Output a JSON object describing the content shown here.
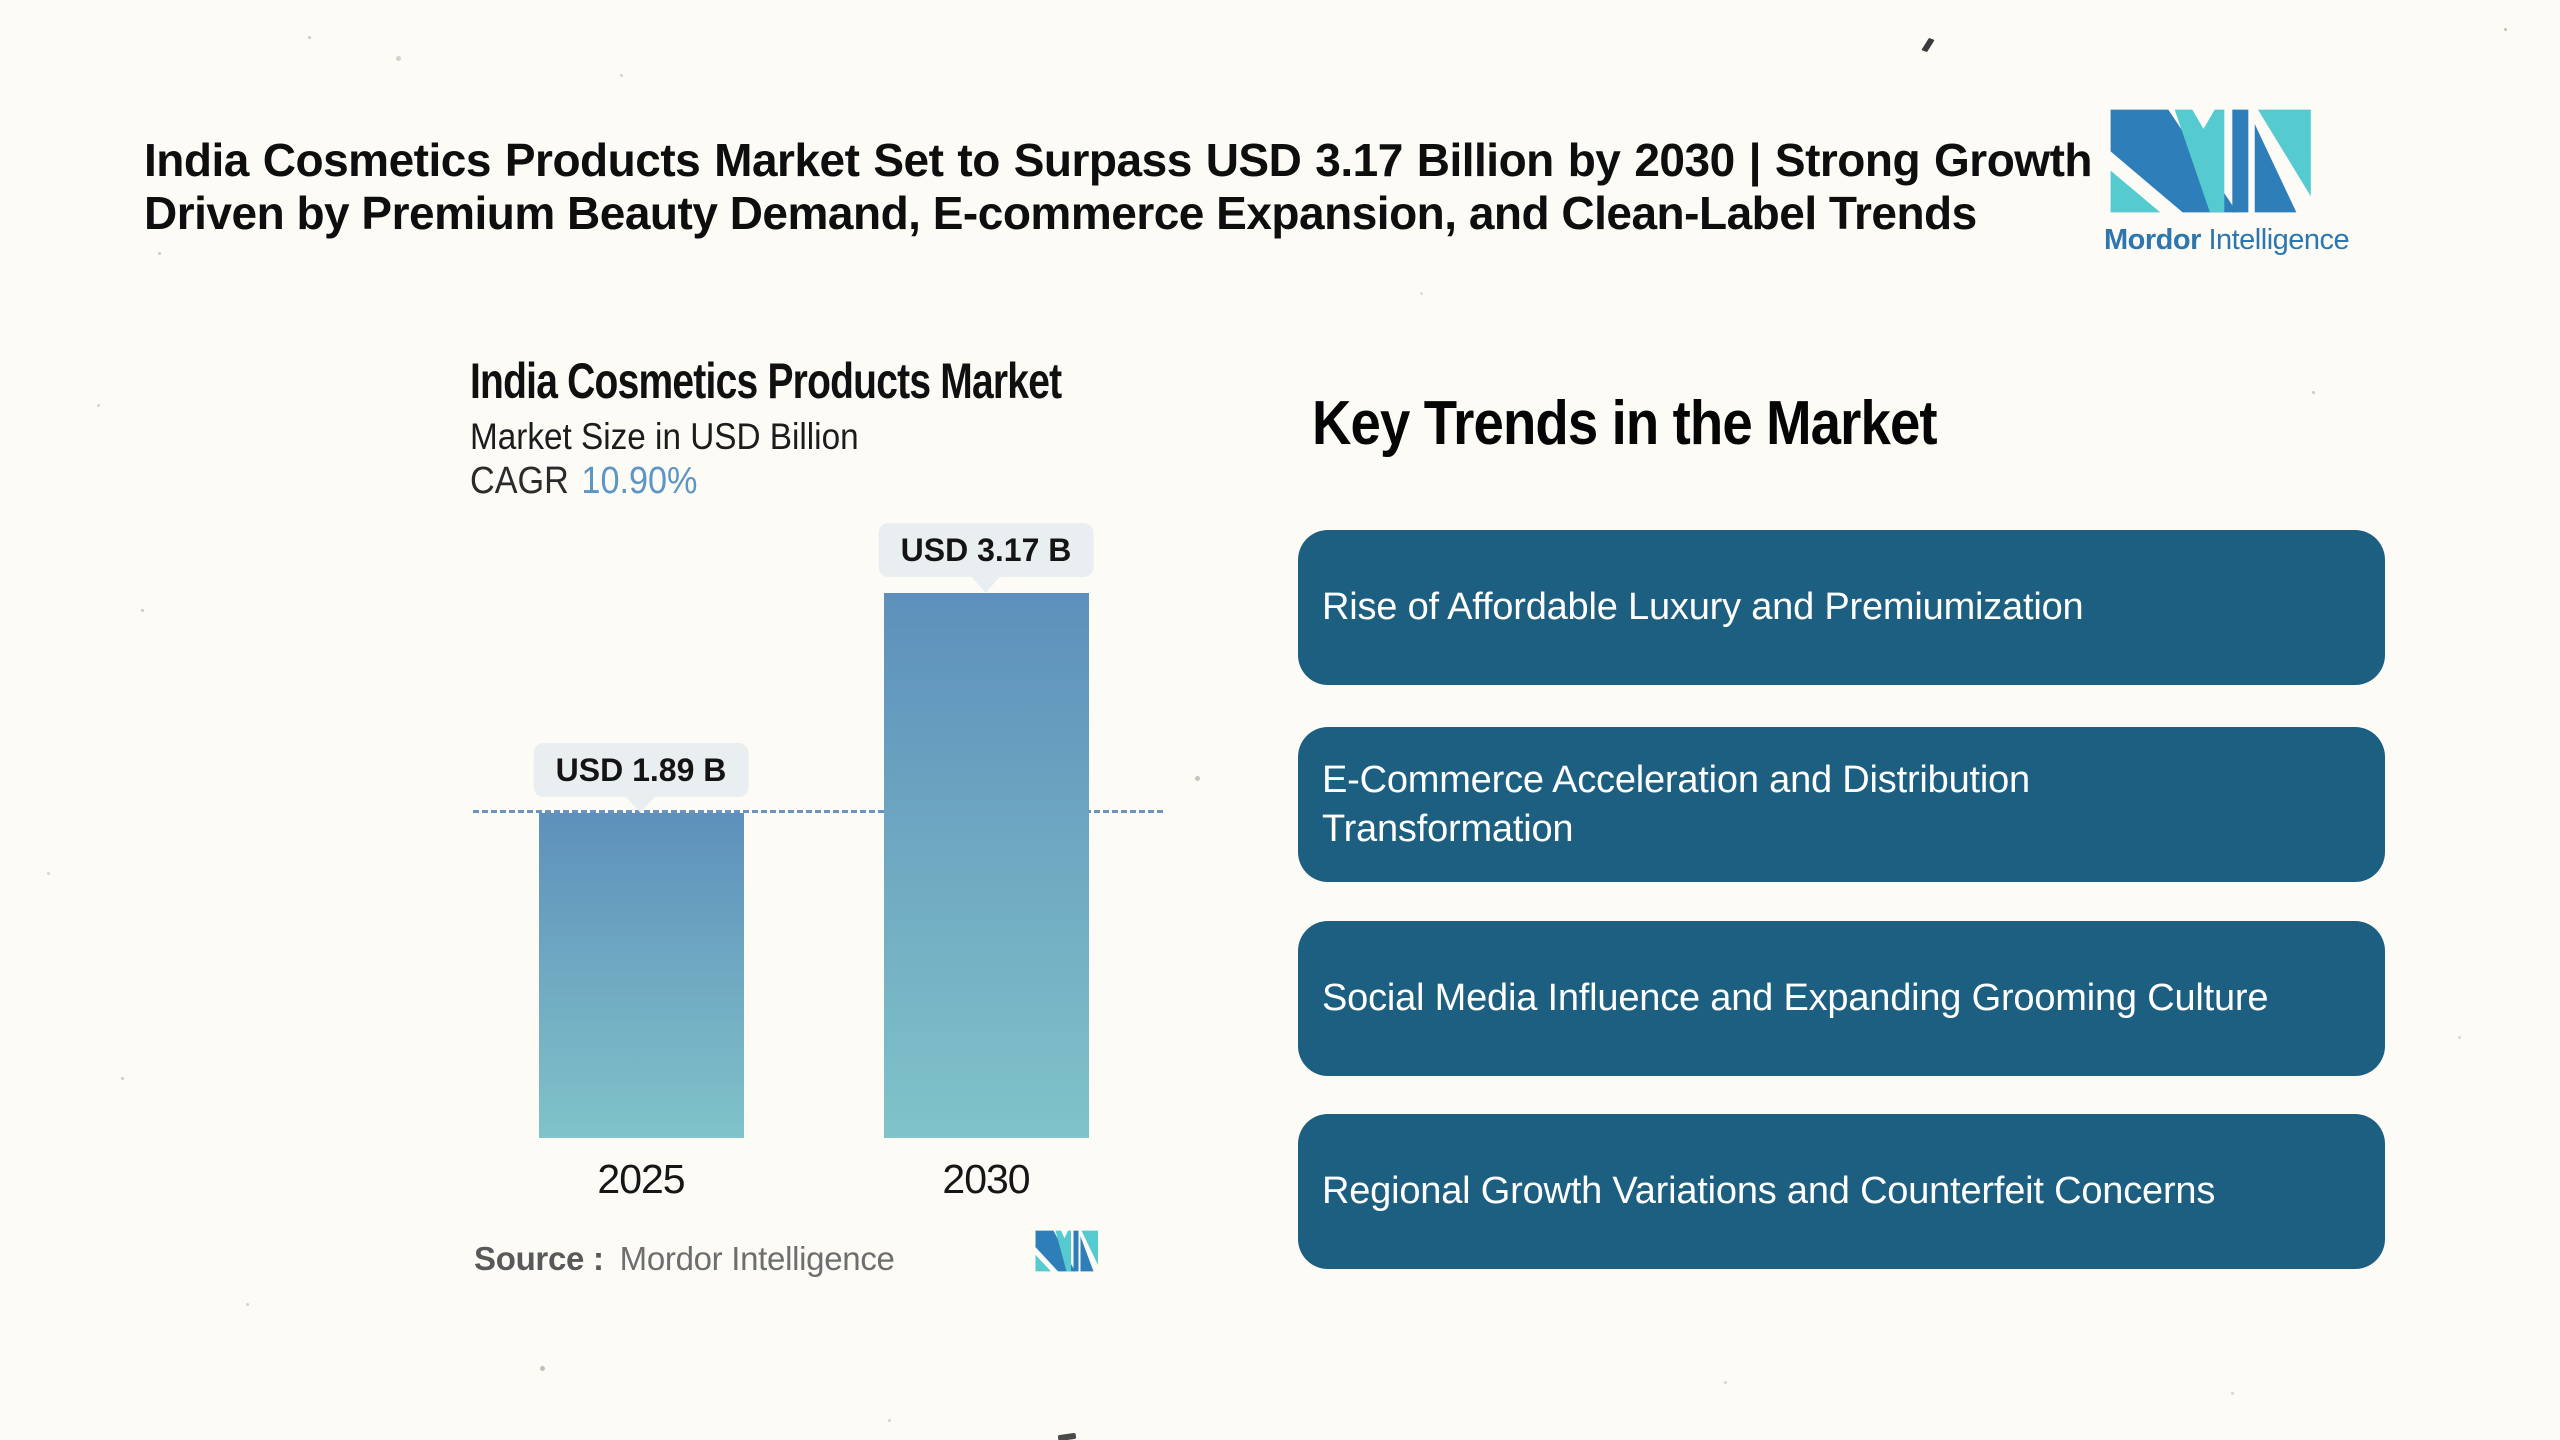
{
  "header": {
    "headline_lines": [
      "India Cosmetics Products Market Set to Surpass USD 3.17 Billion by 2030 | Strong Growth",
      "Driven by Premium Beauty Demand, E-commerce Expansion, and Clean-Label Trends"
    ]
  },
  "brand": {
    "name_bold": "Mordor",
    "name_light": "Intelligence"
  },
  "chart_data": {
    "type": "bar",
    "title": "India Cosmetics Products Market",
    "subtitle": "Market Size in USD Billion",
    "cagr_label": "CAGR",
    "cagr_value": "10.90%",
    "categories": [
      "2025",
      "2030"
    ],
    "values": [
      1.89,
      3.17
    ],
    "value_labels": [
      "USD 1.89 B",
      "USD 3.17 B"
    ],
    "unit": "USD Billion",
    "ylim": [
      0,
      3.4
    ],
    "reference_line": 1.89,
    "grid": false,
    "legend": false,
    "source_label": "Source :",
    "source_value": "Mordor Intelligence"
  },
  "trends": {
    "heading": "Key Trends in the Market",
    "items": [
      "Rise of Affordable Luxury and Premiumization",
      "E-Commerce Acceleration and Distribution Transformation",
      "Social Media Influence and Expanding Grooming Culture",
      "Regional Growth Variations and Counterfeit Concerns"
    ]
  },
  "colors": {
    "page_bg": "#fcfbf6",
    "headline_text": "#0e0e0e",
    "trend_box_bg": "#1d5f80",
    "trend_box_text": "#ffffff",
    "bar_gradient_top": "#5e90bb",
    "bar_gradient_bottom": "#80c3c9",
    "cagr_value_color": "#5d95c4",
    "dashed_line_color": "#6b93bf",
    "value_bubble_bg": "#e9eef1",
    "brand_blue": "#2e7fb9",
    "brand_teal": "#55cbd0",
    "brand_text": "#2d77ae",
    "source_text": "#6e6e6e"
  }
}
_ _ _ _
__EXERCISE__. Locate the word "Growth" in the data above. Copy every line carrying it.

__THE ANSWER__.
      "India Cosmetics Products Market Set to Surpass USD 3.17 Billion by 2030 | Strong Growth",
      "Regional Growth Variations and Counterfeit Concerns"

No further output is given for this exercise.